State how many lines in these records contain the word "Uniswap", and nothing else.
·····
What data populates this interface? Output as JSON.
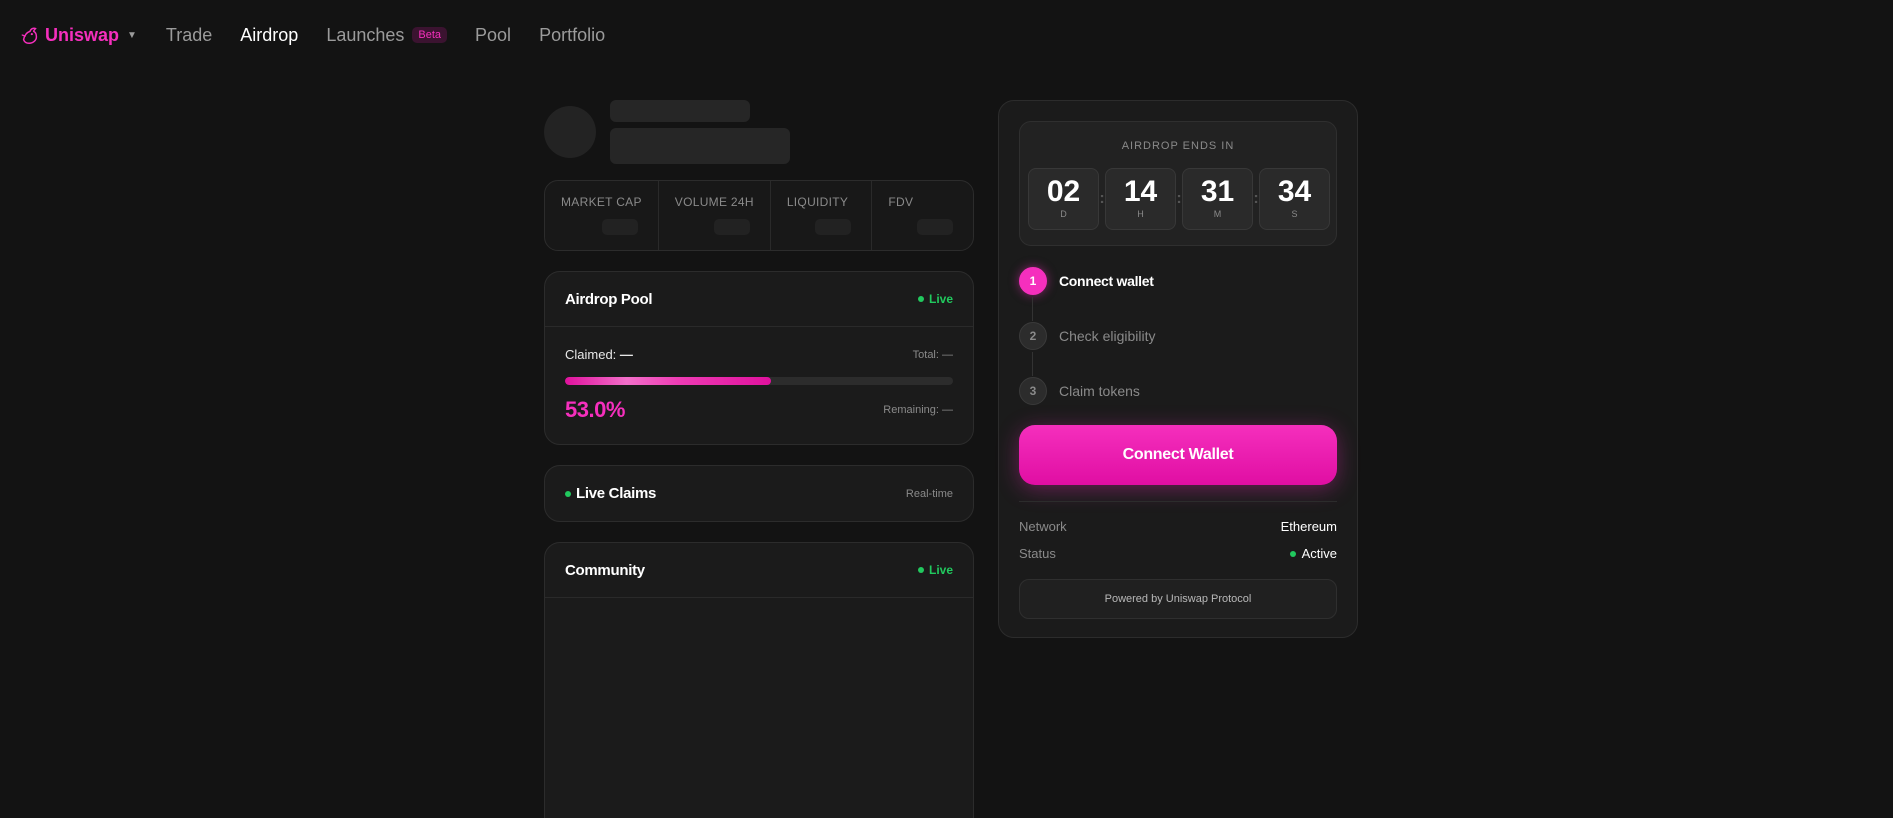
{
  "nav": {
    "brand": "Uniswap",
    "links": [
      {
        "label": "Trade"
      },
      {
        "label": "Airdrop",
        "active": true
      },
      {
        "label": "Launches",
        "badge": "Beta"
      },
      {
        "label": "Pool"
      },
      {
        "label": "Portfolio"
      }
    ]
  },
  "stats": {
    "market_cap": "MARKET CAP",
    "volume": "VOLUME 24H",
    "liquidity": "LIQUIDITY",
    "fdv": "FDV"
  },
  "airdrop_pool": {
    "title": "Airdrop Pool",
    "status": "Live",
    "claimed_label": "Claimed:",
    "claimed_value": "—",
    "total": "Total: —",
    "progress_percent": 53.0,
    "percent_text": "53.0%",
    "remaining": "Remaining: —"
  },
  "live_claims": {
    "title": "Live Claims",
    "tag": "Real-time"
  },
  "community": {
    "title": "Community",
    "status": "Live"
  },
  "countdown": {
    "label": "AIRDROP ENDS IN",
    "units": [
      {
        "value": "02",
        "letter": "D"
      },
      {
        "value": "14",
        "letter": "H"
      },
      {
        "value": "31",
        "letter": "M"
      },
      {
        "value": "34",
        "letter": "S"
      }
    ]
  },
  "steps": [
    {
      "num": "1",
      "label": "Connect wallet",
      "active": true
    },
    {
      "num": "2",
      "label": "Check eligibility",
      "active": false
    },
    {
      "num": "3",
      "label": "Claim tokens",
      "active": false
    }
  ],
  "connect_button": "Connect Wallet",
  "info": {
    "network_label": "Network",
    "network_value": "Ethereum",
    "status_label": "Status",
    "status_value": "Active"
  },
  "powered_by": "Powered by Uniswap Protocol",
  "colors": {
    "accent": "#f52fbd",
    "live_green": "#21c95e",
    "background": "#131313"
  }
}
·····
■ Result below
2